**** Records supplied ****
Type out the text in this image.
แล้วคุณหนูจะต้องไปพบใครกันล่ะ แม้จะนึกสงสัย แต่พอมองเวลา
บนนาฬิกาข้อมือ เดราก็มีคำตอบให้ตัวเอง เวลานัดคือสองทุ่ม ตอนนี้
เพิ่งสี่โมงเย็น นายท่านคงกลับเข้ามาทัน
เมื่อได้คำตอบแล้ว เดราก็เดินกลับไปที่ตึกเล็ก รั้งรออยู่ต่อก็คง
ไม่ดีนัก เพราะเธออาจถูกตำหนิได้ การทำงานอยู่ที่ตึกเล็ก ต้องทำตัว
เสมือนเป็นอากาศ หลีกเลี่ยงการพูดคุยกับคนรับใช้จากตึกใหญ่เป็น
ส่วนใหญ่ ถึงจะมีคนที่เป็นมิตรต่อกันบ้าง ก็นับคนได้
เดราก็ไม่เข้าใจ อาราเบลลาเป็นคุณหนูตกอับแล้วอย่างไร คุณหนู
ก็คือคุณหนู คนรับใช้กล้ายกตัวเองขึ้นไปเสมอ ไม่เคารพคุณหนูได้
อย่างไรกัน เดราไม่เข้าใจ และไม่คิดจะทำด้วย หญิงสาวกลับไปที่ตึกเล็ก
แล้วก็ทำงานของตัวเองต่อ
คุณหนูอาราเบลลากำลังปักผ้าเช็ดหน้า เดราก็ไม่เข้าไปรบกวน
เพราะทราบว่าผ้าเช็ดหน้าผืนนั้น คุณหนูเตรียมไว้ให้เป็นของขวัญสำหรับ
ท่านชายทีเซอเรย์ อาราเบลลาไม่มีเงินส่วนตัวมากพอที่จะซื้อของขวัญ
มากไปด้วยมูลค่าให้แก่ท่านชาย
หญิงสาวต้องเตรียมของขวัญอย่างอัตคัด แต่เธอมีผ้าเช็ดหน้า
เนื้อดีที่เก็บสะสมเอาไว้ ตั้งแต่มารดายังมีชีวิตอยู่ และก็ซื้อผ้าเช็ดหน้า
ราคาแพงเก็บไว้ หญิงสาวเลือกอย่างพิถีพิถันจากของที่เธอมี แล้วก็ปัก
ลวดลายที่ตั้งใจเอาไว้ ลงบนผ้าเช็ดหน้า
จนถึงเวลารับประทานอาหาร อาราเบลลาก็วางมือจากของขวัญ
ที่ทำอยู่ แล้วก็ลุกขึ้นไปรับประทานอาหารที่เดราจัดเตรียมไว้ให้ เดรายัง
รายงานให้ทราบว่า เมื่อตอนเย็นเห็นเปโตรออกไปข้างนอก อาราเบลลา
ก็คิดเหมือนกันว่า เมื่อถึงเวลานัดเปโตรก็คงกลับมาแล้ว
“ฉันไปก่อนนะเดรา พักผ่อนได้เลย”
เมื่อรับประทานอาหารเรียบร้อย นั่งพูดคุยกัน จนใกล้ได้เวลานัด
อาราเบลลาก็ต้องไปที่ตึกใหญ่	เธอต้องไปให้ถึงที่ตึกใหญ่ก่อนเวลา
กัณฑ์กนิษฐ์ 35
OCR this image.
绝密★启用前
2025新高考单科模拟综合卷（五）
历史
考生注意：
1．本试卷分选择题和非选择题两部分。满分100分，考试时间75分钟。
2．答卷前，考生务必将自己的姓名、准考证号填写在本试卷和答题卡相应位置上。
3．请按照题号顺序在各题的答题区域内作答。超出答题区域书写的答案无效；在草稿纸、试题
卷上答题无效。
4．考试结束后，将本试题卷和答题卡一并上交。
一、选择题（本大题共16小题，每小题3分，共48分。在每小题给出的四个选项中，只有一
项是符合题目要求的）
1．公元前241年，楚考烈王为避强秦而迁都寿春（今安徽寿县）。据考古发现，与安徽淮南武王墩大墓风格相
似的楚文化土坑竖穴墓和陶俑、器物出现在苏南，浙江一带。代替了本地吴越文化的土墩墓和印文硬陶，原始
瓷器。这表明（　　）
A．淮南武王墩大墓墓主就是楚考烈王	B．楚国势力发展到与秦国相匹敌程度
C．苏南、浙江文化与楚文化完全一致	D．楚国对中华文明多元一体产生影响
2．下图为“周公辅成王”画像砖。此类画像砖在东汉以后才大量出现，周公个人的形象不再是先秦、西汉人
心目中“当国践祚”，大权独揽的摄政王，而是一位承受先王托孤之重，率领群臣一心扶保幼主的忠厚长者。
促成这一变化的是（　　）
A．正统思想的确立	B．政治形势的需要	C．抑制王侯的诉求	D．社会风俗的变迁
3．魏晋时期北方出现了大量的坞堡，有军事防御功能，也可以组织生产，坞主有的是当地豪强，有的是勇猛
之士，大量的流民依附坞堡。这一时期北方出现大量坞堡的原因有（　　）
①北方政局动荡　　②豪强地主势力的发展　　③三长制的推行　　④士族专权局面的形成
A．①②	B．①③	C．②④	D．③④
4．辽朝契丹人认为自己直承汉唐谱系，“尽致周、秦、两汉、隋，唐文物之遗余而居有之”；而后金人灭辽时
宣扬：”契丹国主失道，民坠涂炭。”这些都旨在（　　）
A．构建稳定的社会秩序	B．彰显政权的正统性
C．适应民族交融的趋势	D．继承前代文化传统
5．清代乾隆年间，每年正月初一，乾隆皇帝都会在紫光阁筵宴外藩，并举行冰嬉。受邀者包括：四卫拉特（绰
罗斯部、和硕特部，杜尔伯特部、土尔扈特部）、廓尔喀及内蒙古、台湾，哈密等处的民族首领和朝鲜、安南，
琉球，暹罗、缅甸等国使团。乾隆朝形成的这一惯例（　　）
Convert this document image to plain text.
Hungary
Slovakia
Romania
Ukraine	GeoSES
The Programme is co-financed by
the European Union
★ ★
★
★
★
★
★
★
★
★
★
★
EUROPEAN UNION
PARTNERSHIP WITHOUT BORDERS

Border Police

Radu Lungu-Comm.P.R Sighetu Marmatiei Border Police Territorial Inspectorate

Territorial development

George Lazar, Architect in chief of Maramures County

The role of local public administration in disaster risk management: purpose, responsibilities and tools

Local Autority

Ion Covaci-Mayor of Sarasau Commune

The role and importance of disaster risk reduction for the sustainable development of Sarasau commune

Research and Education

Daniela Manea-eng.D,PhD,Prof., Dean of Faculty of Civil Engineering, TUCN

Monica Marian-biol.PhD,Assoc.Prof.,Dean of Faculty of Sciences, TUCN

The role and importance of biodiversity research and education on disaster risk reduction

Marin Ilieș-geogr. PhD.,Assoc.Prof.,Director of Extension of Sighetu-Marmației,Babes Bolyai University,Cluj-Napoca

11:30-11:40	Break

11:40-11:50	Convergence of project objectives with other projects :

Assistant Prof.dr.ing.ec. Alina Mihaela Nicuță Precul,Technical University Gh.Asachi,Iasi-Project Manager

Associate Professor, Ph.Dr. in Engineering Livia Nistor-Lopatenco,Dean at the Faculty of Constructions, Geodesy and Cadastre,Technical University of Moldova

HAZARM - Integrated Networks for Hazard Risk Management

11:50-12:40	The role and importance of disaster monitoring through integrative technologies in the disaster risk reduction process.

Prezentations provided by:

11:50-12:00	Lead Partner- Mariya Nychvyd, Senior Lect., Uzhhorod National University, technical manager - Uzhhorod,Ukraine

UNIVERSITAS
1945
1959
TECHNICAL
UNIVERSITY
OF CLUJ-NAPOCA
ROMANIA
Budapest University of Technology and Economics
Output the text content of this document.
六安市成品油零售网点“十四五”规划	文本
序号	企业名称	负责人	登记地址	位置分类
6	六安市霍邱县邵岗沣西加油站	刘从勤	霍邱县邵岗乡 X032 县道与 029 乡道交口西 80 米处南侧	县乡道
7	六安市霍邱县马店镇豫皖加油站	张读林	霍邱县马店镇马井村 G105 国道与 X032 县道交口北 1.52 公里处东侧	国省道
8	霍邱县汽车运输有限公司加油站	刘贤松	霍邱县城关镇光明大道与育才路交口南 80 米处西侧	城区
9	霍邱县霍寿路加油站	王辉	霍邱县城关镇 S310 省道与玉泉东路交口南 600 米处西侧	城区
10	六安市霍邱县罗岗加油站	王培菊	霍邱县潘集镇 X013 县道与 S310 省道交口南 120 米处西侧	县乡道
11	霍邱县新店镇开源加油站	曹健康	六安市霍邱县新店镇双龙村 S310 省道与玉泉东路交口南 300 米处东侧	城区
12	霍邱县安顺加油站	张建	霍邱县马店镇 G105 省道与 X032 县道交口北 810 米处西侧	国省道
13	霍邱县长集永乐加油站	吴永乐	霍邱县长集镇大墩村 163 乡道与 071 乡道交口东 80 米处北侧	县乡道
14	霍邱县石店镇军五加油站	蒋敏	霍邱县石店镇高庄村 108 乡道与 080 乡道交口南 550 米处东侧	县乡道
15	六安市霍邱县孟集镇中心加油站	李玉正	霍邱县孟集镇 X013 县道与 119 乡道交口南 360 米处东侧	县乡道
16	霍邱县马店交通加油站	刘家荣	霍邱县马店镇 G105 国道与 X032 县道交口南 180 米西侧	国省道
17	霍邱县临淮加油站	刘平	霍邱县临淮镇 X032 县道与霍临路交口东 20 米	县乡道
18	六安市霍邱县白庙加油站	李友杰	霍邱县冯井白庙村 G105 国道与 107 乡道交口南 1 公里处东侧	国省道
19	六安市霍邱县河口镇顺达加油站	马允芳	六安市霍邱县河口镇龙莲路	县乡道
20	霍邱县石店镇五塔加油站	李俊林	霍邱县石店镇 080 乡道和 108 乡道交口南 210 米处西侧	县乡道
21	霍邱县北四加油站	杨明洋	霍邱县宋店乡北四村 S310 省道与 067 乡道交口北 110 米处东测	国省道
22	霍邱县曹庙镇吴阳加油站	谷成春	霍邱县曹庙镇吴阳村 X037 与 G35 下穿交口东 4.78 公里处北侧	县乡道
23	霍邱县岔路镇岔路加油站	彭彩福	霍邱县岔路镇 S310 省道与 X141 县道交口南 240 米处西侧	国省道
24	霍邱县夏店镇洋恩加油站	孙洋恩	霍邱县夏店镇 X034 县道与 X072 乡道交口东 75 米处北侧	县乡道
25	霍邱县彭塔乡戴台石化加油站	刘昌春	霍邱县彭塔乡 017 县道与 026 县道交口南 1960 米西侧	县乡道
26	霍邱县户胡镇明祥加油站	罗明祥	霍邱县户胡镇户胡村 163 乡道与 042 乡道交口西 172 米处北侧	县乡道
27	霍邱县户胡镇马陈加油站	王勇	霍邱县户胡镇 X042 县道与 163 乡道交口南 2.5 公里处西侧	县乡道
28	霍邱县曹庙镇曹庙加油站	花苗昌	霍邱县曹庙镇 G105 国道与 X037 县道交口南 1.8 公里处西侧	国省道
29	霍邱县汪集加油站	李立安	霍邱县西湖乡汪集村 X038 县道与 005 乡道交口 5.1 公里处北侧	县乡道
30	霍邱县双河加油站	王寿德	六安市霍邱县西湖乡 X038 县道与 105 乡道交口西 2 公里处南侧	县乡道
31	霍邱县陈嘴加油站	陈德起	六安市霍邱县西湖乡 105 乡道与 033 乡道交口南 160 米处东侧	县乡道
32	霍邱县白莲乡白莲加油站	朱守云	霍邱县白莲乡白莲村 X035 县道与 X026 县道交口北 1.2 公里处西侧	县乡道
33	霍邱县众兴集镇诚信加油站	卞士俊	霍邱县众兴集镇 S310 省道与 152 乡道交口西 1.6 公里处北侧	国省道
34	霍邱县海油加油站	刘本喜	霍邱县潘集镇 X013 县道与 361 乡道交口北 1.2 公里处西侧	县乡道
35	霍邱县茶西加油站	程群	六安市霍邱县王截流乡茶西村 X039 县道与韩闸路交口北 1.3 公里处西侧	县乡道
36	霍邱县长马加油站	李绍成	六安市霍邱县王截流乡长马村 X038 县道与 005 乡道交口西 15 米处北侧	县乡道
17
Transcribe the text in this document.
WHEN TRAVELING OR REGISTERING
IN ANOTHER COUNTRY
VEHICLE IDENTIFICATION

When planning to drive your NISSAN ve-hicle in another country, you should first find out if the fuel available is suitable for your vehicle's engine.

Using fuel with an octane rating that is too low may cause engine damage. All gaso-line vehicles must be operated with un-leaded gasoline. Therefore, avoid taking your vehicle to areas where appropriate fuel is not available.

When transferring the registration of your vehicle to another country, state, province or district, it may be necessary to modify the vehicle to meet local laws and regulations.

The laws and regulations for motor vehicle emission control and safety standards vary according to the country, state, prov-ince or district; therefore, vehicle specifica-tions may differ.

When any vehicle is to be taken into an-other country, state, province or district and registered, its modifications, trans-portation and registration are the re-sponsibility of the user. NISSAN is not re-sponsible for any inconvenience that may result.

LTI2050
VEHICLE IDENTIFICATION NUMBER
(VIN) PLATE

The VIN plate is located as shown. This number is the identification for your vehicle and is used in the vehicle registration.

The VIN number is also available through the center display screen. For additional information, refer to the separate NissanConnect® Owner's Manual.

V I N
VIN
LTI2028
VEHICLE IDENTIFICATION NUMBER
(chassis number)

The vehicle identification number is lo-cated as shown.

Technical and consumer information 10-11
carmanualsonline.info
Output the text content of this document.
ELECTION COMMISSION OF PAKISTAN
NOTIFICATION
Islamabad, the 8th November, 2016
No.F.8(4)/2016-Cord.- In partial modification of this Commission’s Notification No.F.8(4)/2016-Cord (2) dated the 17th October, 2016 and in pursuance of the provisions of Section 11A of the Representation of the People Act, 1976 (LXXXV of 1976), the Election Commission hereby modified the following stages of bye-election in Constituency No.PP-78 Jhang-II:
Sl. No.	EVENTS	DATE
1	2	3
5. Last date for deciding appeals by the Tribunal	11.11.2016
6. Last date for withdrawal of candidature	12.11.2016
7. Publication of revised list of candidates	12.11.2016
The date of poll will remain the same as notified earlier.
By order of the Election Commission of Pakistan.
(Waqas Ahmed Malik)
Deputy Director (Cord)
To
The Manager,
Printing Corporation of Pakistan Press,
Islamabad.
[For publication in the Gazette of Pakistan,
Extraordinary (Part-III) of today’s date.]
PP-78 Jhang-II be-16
****
▶ [Exercise prompt]
Copy out the lines in which the string "乡道交口南" appears.

▶ [Task response]
14	霍邱县石店镇军五加油站	蒋敏	霍邱县石店镇高庄村 108 乡道与 080 乡道交口南 550 米处东侧	县乡道
15	六安市霍邱县孟集镇中心加油站	李玉正	霍邱县孟集镇 X013 县道与 119 乡道交口南 360 米处东侧	县乡道
18	六安市霍邱县白庙加油站	李友杰	霍邱县冯井白庙村 G105 国道与 107 乡道交口南 1 公里处东侧	国省道
20	霍邱县石店镇五塔加油站	李俊林	霍邱县石店镇 080 乡道和 108 乡道交口南 210 米处西侧	县乡道
27	霍邱县户胡镇马陈加油站	王勇	霍邱县户胡镇 X042 县道与 163 乡道交口南 2.5 公里处西侧	县乡道
31	霍邱县陈嘴加油站	陈德起	六安市霍邱县西湖乡 105 乡道与 033 乡道交口南 160 米处东侧	县乡道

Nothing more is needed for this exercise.